Reproduce verbatim the lines of the data between the line holding "legend: hybrid MD-KH" and the line holding "chart-heading: 結果の一例：cvv(r)について —", inclusive.

• **Data excerpts**
########################################
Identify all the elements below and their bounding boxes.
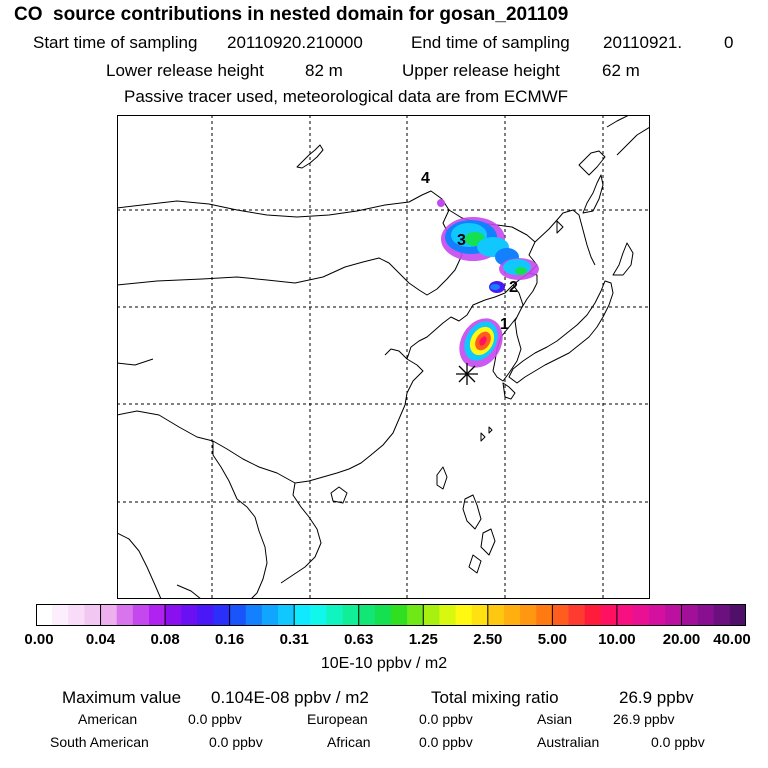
colorbar-cell [584,604,602,626]
colorbar-cell [391,604,408,626]
contribution-value: 0.0 ppbv [188,711,242,727]
colorbar-cell [100,604,118,626]
receptor-marker [456,363,478,385]
colorbar-cell [520,604,537,626]
colorbar-cell [536,604,553,626]
colorbar-cell [52,604,69,626]
colorbar-cell [633,604,650,626]
contribution-name: European [307,711,368,727]
map-frame [117,115,650,599]
colorbar-units: 10E-10 ppbv / m2 [320,655,448,672]
colorbar-cell [665,604,683,626]
tracer-plume [437,199,539,368]
contribution-value: 0.0 ppbv [419,734,473,750]
colorbar-tick-label: 0.08 [150,631,180,648]
upper-release-value: 62 m [602,61,640,80]
end-time-hour: 0 [724,33,734,52]
colorbar-tick-label: 0.16 [214,631,245,648]
map-panel: 1 2 3 4 [117,115,650,599]
max-value-label: Maximum value [62,688,182,707]
contribution-name: African [327,734,371,750]
plot-title: CO source contributions in nested domain… [14,4,569,25]
colorbar-cell [697,604,715,626]
total-mixing-label: Total mixing ratio [431,688,559,707]
start-time-value: 20110920.210000 [227,33,363,52]
coastlines-and-borders [117,115,650,599]
colorbar-cell [503,604,521,626]
lower-release-value: 82 m [305,61,343,80]
colorbar-cell [471,604,489,626]
map-gridlines [117,115,650,599]
colorbar-cell [229,604,247,626]
colorbar-cell [681,604,699,626]
contribution-name: Australian [537,734,600,750]
colorbar-cell [181,604,198,626]
max-value: 0.104E-08 ppbv / m2 [211,688,369,707]
end-time-label: End time of sampling [411,33,570,52]
colorbar-cell [326,604,344,626]
colorbar-cell [439,604,457,626]
colorbar-cell [487,604,505,626]
colorbar-cell [116,604,134,626]
contribution-value: 0.0 ppbv [419,711,473,727]
colorbar-cell [197,604,215,626]
contribution-value: 26.9 ppbv [613,711,675,727]
colorbar-cell [278,604,295,626]
colorbar-tick-label: 0.31 [279,631,309,648]
colorbar-cell [713,604,731,626]
colorbar-cell [36,604,53,626]
colorbar-tick-label: 0.04 [85,631,116,648]
colorbar-cell [261,604,279,626]
colorbar-cell [310,604,328,626]
colorbar-cell [552,604,570,626]
cluster-label-4: 4 [421,170,430,187]
colorbar-tick-label: 40.00 [713,631,751,648]
colorbar-cell [342,604,360,626]
colorbar-tick-label: 5.00 [537,631,567,648]
colorbar-cell [455,604,473,626]
colorbar-cell [649,604,666,626]
cluster-label-2: 2 [509,279,518,296]
colorbar-cell [616,604,634,626]
tracer-note: Passive tracer used, meteorological data… [124,87,569,106]
contribution-name: Asian [537,711,573,727]
cluster-label-1: 1 [500,316,509,333]
colorbar-cell [423,604,441,626]
colorbar-cell [148,604,166,626]
cluster-label-3: 3 [457,232,466,249]
colorbar-cell [84,604,102,626]
colorbar-cell [132,604,150,626]
colorbar-cell [568,604,586,626]
start-time-label: Start time of sampling [33,33,198,52]
colorbar-cell [213,604,231,626]
colorbar-cell [729,604,746,626]
colorbar-cell [245,604,263,626]
colorbar-tick-label: 1.25 [408,631,438,648]
colorbar-tick-label: 0.00 [24,631,54,648]
contribution-value: 0.0 ppbv [209,734,263,750]
colorbar-cell [358,604,376,626]
colorbar-cell [374,604,392,626]
colorbar-tick-label: 0.63 [344,631,374,648]
colorbar-tick-label: 20.00 [662,631,701,648]
colorbar-cell [165,604,182,626]
upper-release-label: Upper release height [402,61,560,80]
colorbar-cell [407,604,424,626]
total-mixing-value: 26.9 ppbv [619,688,694,707]
colorbar-tick-label: 10.00 [598,631,636,648]
contribution-value: 0.0 ppbv [651,734,705,750]
colorbar-cell [68,604,86,626]
colorbar-cell [600,604,618,626]
colorbar-cell [294,604,311,626]
colorbar [36,604,746,626]
lower-release-label: Lower release height [106,61,264,80]
contribution-name: American [78,711,138,727]
end-time-value: 20110921. [603,33,683,52]
contribution-name: South American [50,734,149,750]
colorbar-tick-label: 2.50 [473,631,503,648]
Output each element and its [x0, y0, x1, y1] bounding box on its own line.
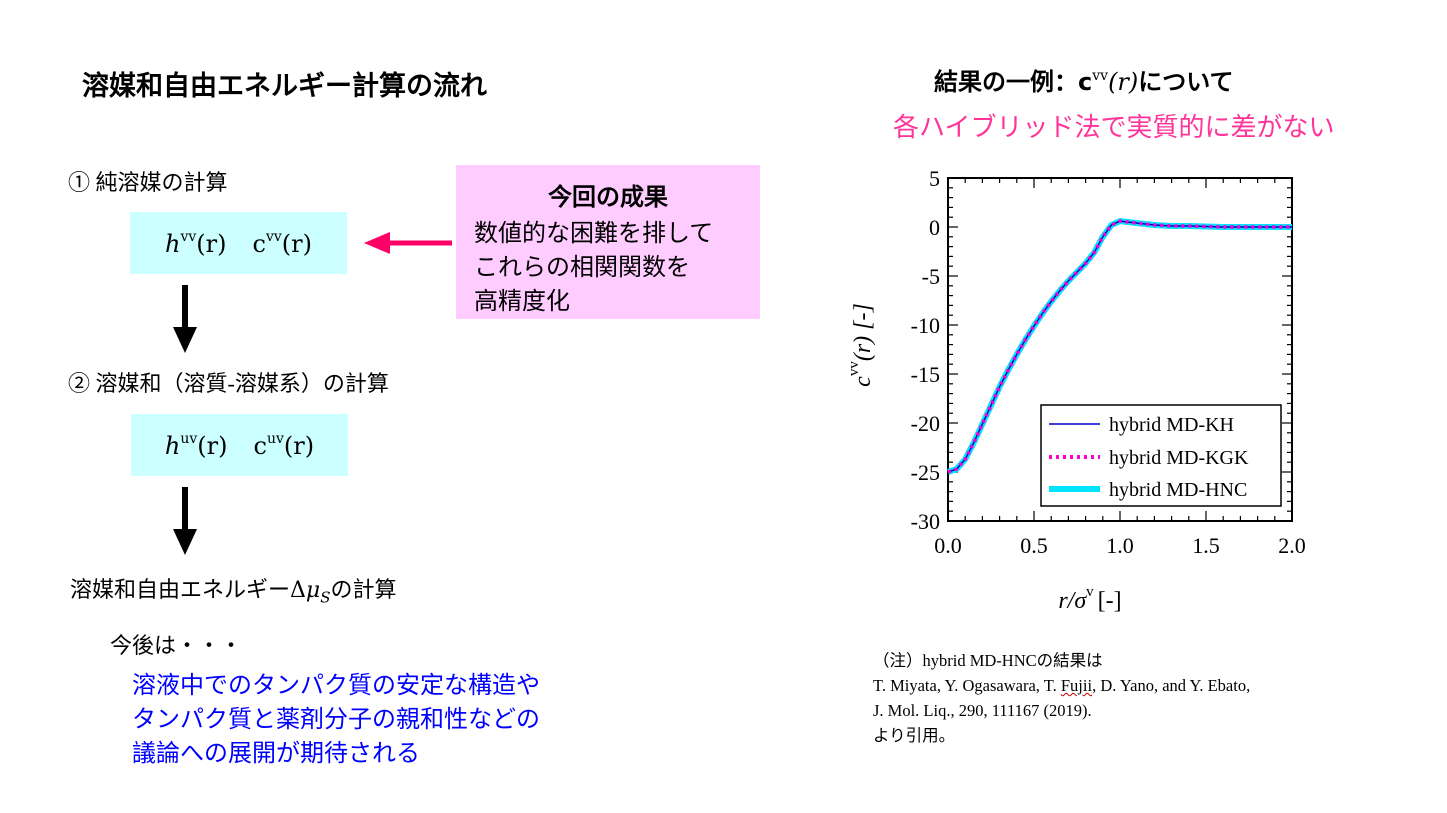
legend: hybrid MD-KH hybrid MD-KGK hybrid MD-HNC — [1040, 404, 1282, 507]
eq2-c: cuv(r) — [253, 430, 315, 460]
future-line: 議論への展開が期待される — [132, 739, 420, 767]
y-axis-label: cvv(r) [-] — [846, 303, 876, 387]
x-tick-label: 2.0 — [1278, 533, 1306, 558]
note-line: T. Miyata, Y. Ogasawara, T. Fujii, D. Ya… — [873, 676, 1251, 695]
highlight-title: 今回の成果 — [548, 183, 668, 211]
y-tick-label: -25 — [911, 460, 940, 485]
down-arrow-icon — [173, 487, 197, 555]
step2-label: ② 溶媒和（溶質-溶媒系）の計算 — [68, 371, 389, 396]
series-kgk-line — [947, 219, 1292, 474]
y-tick-label: -5 — [922, 264, 940, 289]
highlight-line: 高精度化 — [474, 287, 570, 315]
note-line: より引用。 — [873, 726, 956, 745]
x-tick-label: 0.0 — [934, 533, 962, 558]
legend-kgk-label: hybrid MD-KGK — [1109, 447, 1249, 469]
equation-box-vv: hvv(r) cvv(r) — [130, 212, 347, 274]
future-lead: 今後は・・・ — [110, 633, 243, 658]
y-tick-label: -30 — [911, 509, 940, 534]
legend-kh-label: hybrid MD-KH — [1109, 414, 1234, 436]
pink-arrow-icon — [364, 232, 452, 254]
citation-note: （注）hybrid MD-HNCの結果は T. Miyata, Y. Ogasa… — [873, 648, 1250, 748]
step3-label: 溶媒和自由エネルギーΔμSの計算 — [70, 577, 397, 607]
eq2-h: huv(r) — [164, 430, 228, 460]
eq1-h: hvv(r) — [165, 228, 227, 258]
y-tick-label: 0 — [929, 215, 940, 240]
x-tick-label: 1.5 — [1192, 533, 1220, 558]
x-axis-label: r/σv [-] — [1058, 584, 1121, 614]
y-tick-label: -10 — [911, 313, 940, 338]
y-tick-label: 5 — [929, 166, 940, 191]
note-line: J. Mol. Liq., 290, 111167 (2019). — [873, 701, 1092, 720]
highlight-line: 数値的な困難を排して — [474, 219, 714, 247]
step1-label: ① 純溶媒の計算 — [68, 170, 228, 195]
page-title: 溶媒和自由エネルギー計算の流れ — [82, 71, 487, 102]
y-tick-label: -15 — [911, 362, 940, 387]
equation-box-uv: huv(r) cuv(r) — [131, 414, 348, 476]
highlight-line: これらの相関関数を — [474, 253, 690, 281]
x-tick-label: 1.0 — [1106, 533, 1134, 558]
chart-heading: 結果の一例：cvv(r)について — [934, 68, 1234, 96]
future-line: 溶液中でのタンパク質の安定な構造や — [132, 671, 540, 699]
down-arrow-icon — [173, 285, 197, 353]
x-tick-label: 0.5 — [1020, 533, 1048, 558]
eq1-c: cvv(r) — [252, 228, 312, 258]
future-text: 溶液中でのタンパク質の安定な構造や タンパク質と薬剤分子の親和性などの 議論への… — [132, 668, 540, 770]
note-line: （注）hybrid MD-HNCの結果は — [873, 651, 1103, 670]
chart-subtitle: 各ハイブリッド法で実質的に差がない — [893, 113, 1335, 143]
y-tick-label: -20 — [911, 411, 940, 436]
highlight-box: 今回の成果 数値的な困難を排して これらの相関関数を 高精度化 — [456, 165, 760, 319]
cvv-chart: 0.0 0.5 1.0 1.5 2.0 5 0 -5 -10 -15 -20 -25 -30 hybri… — [846, 166, 1306, 614]
highlight-body: 数値的な困難を排して これらの相関関数を 高精度化 — [474, 216, 760, 318]
future-line: タンパク質と薬剤分子の親和性などの — [132, 705, 540, 733]
legend-hnc-label: hybrid MD-HNC — [1109, 479, 1247, 501]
########################################
• **The completed task**
legend: hybrid MD-KH hybrid MD-KGK hybrid MD-HNC — [1040, 404, 1282, 507]
eq2-c: cuv(r) — [253, 430, 315, 460]
future-line: 議論への展開が期待される — [132, 739, 420, 767]
y-axis-label: cvv(r) [-] — [846, 303, 876, 387]
x-tick-label: 2.0 — [1278, 533, 1306, 558]
note-line: T. Miyata, Y. Ogasawara, T. Fujii, D. Ya… — [873, 676, 1251, 695]
highlight-title: 今回の成果 — [548, 183, 668, 211]
y-tick-label: -25 — [911, 460, 940, 485]
down-arrow-icon — [173, 487, 197, 555]
step2-label: ② 溶媒和（溶質-溶媒系）の計算 — [68, 371, 389, 396]
series-kgk-line — [947, 219, 1292, 474]
y-tick-label: -5 — [922, 264, 940, 289]
highlight-line: 高精度化 — [474, 287, 570, 315]
note-line: より引用。 — [873, 726, 956, 745]
x-tick-label: 0.0 — [934, 533, 962, 558]
legend-kgk-label: hybrid MD-KGK — [1109, 447, 1249, 469]
equation-box-vv: hvv(r) cvv(r) — [130, 212, 347, 274]
future-lead: 今後は・・・ — [110, 633, 243, 658]
y-tick-label: -30 — [911, 509, 940, 534]
legend-kh-label: hybrid MD-KH — [1109, 414, 1234, 436]
pink-arrow-icon — [364, 232, 452, 254]
citation-note: （注）hybrid MD-HNCの結果は T. Miyata, Y. Ogasa… — [873, 648, 1250, 748]
step3-label: 溶媒和自由エネルギーΔμSの計算 — [70, 577, 397, 607]
eq2-h: huv(r) — [164, 430, 228, 460]
eq1-h: hvv(r) — [165, 228, 227, 258]
y-tick-label: 0 — [929, 215, 940, 240]
x-tick-label: 1.5 — [1192, 533, 1220, 558]
x-axis-label: r/σv [-] — [1058, 584, 1121, 614]
y-tick-label: -10 — [911, 313, 940, 338]
y-tick-label: 5 — [929, 166, 940, 191]
note-line: J. Mol. Liq., 290, 111167 (2019). — [873, 701, 1092, 720]
highlight-line: 数値的な困難を排して — [474, 219, 714, 247]
step1-label: ① 純溶媒の計算 — [68, 170, 228, 195]
page-title: 溶媒和自由エネルギー計算の流れ — [82, 71, 487, 102]
y-tick-label: -15 — [911, 362, 940, 387]
equation-box-uv: huv(r) cuv(r) — [131, 414, 348, 476]
highlight-line: これらの相関関数を — [474, 253, 690, 281]
x-tick-label: 1.0 — [1106, 533, 1134, 558]
chart-heading: 結果の一例：cvv(r)について — [934, 68, 1234, 96]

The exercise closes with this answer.